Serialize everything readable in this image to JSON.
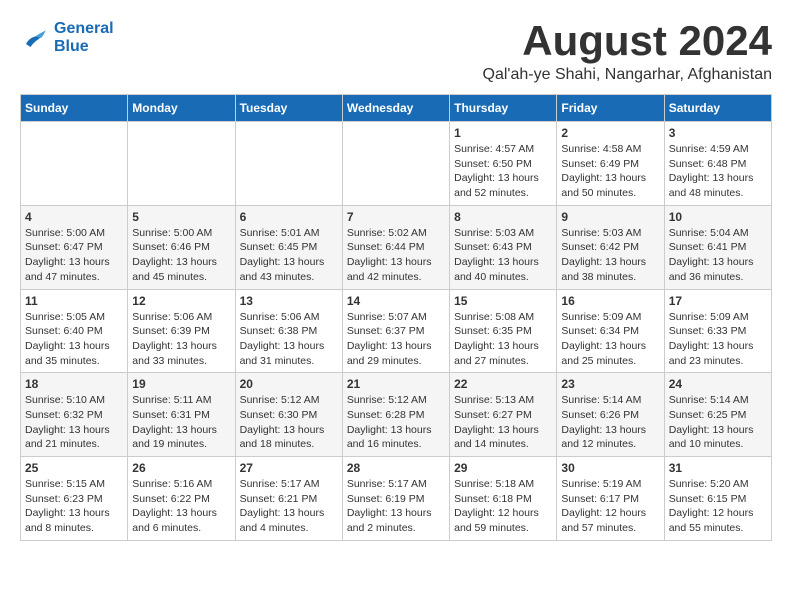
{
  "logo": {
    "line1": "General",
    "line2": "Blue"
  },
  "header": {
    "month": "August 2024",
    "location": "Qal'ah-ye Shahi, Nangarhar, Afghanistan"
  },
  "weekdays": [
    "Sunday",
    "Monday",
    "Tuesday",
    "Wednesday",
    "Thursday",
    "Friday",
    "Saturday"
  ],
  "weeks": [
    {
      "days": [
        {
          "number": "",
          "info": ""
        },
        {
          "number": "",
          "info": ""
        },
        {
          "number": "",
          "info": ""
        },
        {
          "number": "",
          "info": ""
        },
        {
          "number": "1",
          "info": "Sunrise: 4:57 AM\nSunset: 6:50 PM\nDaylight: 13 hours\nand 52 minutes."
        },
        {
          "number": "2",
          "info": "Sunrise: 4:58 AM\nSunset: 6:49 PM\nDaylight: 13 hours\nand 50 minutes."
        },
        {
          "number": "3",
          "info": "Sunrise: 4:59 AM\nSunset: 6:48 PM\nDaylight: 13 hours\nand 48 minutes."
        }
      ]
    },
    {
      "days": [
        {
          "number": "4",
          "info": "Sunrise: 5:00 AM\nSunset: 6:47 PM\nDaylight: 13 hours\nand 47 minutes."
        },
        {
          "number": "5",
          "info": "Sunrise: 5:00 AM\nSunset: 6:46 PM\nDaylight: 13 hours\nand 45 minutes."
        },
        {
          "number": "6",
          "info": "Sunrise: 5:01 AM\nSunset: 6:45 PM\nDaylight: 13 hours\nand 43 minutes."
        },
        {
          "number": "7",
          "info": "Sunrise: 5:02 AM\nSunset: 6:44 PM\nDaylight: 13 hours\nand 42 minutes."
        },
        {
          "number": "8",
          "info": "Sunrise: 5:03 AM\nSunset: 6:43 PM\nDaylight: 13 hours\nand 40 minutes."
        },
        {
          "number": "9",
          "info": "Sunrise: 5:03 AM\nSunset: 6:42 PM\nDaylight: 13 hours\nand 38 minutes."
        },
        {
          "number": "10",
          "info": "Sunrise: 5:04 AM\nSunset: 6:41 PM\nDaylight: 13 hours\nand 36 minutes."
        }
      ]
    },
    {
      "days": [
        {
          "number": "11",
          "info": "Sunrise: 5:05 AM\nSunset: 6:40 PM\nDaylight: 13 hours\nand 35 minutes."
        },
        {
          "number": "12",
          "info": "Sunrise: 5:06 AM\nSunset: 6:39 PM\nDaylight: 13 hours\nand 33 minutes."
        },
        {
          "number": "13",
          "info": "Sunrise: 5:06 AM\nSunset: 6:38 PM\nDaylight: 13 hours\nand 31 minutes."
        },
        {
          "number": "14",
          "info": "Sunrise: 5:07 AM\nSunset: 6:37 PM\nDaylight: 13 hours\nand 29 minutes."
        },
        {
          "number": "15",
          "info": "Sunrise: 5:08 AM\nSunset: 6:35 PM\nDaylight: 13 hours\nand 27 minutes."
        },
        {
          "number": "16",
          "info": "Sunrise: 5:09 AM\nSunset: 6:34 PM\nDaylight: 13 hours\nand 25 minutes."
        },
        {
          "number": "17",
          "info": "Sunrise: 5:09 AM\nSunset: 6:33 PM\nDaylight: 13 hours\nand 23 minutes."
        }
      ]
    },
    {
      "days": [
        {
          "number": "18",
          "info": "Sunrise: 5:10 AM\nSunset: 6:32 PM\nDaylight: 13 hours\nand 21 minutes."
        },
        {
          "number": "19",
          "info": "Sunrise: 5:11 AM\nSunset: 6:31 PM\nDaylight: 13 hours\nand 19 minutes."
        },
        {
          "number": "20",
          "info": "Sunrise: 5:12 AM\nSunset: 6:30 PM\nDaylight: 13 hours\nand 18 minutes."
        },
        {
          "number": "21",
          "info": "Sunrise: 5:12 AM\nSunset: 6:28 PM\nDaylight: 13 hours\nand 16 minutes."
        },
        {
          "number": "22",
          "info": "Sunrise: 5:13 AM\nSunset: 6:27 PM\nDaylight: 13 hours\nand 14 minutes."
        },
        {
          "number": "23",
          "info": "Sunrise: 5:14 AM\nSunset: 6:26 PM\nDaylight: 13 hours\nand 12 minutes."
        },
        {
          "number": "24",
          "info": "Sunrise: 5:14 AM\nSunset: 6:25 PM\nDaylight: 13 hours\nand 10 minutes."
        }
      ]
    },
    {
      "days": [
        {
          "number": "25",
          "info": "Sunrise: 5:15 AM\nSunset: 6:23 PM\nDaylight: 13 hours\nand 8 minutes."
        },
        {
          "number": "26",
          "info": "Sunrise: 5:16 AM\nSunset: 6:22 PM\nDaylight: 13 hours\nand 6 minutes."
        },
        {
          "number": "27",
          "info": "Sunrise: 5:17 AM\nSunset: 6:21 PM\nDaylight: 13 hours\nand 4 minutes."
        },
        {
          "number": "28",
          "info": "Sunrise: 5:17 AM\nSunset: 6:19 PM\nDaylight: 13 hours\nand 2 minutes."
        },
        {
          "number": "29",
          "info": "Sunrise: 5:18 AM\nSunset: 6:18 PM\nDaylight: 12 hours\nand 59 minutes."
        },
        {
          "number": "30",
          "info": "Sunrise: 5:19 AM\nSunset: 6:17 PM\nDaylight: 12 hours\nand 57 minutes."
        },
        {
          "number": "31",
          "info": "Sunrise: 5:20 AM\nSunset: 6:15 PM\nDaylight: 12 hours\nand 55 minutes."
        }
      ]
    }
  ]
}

======

◆ Given problem: Without the pictures, transcribe the listing above exactly.

◆ Response:
Serialize everything readable in this image to JSON.
{
  "logo": {
    "line1": "General",
    "line2": "Blue"
  },
  "header": {
    "month": "August 2024",
    "location": "Qal'ah-ye Shahi, Nangarhar, Afghanistan"
  },
  "weekdays": [
    "Sunday",
    "Monday",
    "Tuesday",
    "Wednesday",
    "Thursday",
    "Friday",
    "Saturday"
  ],
  "weeks": [
    {
      "days": [
        {
          "number": "",
          "info": ""
        },
        {
          "number": "",
          "info": ""
        },
        {
          "number": "",
          "info": ""
        },
        {
          "number": "",
          "info": ""
        },
        {
          "number": "1",
          "info": "Sunrise: 4:57 AM\nSunset: 6:50 PM\nDaylight: 13 hours\nand 52 minutes."
        },
        {
          "number": "2",
          "info": "Sunrise: 4:58 AM\nSunset: 6:49 PM\nDaylight: 13 hours\nand 50 minutes."
        },
        {
          "number": "3",
          "info": "Sunrise: 4:59 AM\nSunset: 6:48 PM\nDaylight: 13 hours\nand 48 minutes."
        }
      ]
    },
    {
      "days": [
        {
          "number": "4",
          "info": "Sunrise: 5:00 AM\nSunset: 6:47 PM\nDaylight: 13 hours\nand 47 minutes."
        },
        {
          "number": "5",
          "info": "Sunrise: 5:00 AM\nSunset: 6:46 PM\nDaylight: 13 hours\nand 45 minutes."
        },
        {
          "number": "6",
          "info": "Sunrise: 5:01 AM\nSunset: 6:45 PM\nDaylight: 13 hours\nand 43 minutes."
        },
        {
          "number": "7",
          "info": "Sunrise: 5:02 AM\nSunset: 6:44 PM\nDaylight: 13 hours\nand 42 minutes."
        },
        {
          "number": "8",
          "info": "Sunrise: 5:03 AM\nSunset: 6:43 PM\nDaylight: 13 hours\nand 40 minutes."
        },
        {
          "number": "9",
          "info": "Sunrise: 5:03 AM\nSunset: 6:42 PM\nDaylight: 13 hours\nand 38 minutes."
        },
        {
          "number": "10",
          "info": "Sunrise: 5:04 AM\nSunset: 6:41 PM\nDaylight: 13 hours\nand 36 minutes."
        }
      ]
    },
    {
      "days": [
        {
          "number": "11",
          "info": "Sunrise: 5:05 AM\nSunset: 6:40 PM\nDaylight: 13 hours\nand 35 minutes."
        },
        {
          "number": "12",
          "info": "Sunrise: 5:06 AM\nSunset: 6:39 PM\nDaylight: 13 hours\nand 33 minutes."
        },
        {
          "number": "13",
          "info": "Sunrise: 5:06 AM\nSunset: 6:38 PM\nDaylight: 13 hours\nand 31 minutes."
        },
        {
          "number": "14",
          "info": "Sunrise: 5:07 AM\nSunset: 6:37 PM\nDaylight: 13 hours\nand 29 minutes."
        },
        {
          "number": "15",
          "info": "Sunrise: 5:08 AM\nSunset: 6:35 PM\nDaylight: 13 hours\nand 27 minutes."
        },
        {
          "number": "16",
          "info": "Sunrise: 5:09 AM\nSunset: 6:34 PM\nDaylight: 13 hours\nand 25 minutes."
        },
        {
          "number": "17",
          "info": "Sunrise: 5:09 AM\nSunset: 6:33 PM\nDaylight: 13 hours\nand 23 minutes."
        }
      ]
    },
    {
      "days": [
        {
          "number": "18",
          "info": "Sunrise: 5:10 AM\nSunset: 6:32 PM\nDaylight: 13 hours\nand 21 minutes."
        },
        {
          "number": "19",
          "info": "Sunrise: 5:11 AM\nSunset: 6:31 PM\nDaylight: 13 hours\nand 19 minutes."
        },
        {
          "number": "20",
          "info": "Sunrise: 5:12 AM\nSunset: 6:30 PM\nDaylight: 13 hours\nand 18 minutes."
        },
        {
          "number": "21",
          "info": "Sunrise: 5:12 AM\nSunset: 6:28 PM\nDaylight: 13 hours\nand 16 minutes."
        },
        {
          "number": "22",
          "info": "Sunrise: 5:13 AM\nSunset: 6:27 PM\nDaylight: 13 hours\nand 14 minutes."
        },
        {
          "number": "23",
          "info": "Sunrise: 5:14 AM\nSunset: 6:26 PM\nDaylight: 13 hours\nand 12 minutes."
        },
        {
          "number": "24",
          "info": "Sunrise: 5:14 AM\nSunset: 6:25 PM\nDaylight: 13 hours\nand 10 minutes."
        }
      ]
    },
    {
      "days": [
        {
          "number": "25",
          "info": "Sunrise: 5:15 AM\nSunset: 6:23 PM\nDaylight: 13 hours\nand 8 minutes."
        },
        {
          "number": "26",
          "info": "Sunrise: 5:16 AM\nSunset: 6:22 PM\nDaylight: 13 hours\nand 6 minutes."
        },
        {
          "number": "27",
          "info": "Sunrise: 5:17 AM\nSunset: 6:21 PM\nDaylight: 13 hours\nand 4 minutes."
        },
        {
          "number": "28",
          "info": "Sunrise: 5:17 AM\nSunset: 6:19 PM\nDaylight: 13 hours\nand 2 minutes."
        },
        {
          "number": "29",
          "info": "Sunrise: 5:18 AM\nSunset: 6:18 PM\nDaylight: 12 hours\nand 59 minutes."
        },
        {
          "number": "30",
          "info": "Sunrise: 5:19 AM\nSunset: 6:17 PM\nDaylight: 12 hours\nand 57 minutes."
        },
        {
          "number": "31",
          "info": "Sunrise: 5:20 AM\nSunset: 6:15 PM\nDaylight: 12 hours\nand 55 minutes."
        }
      ]
    }
  ]
}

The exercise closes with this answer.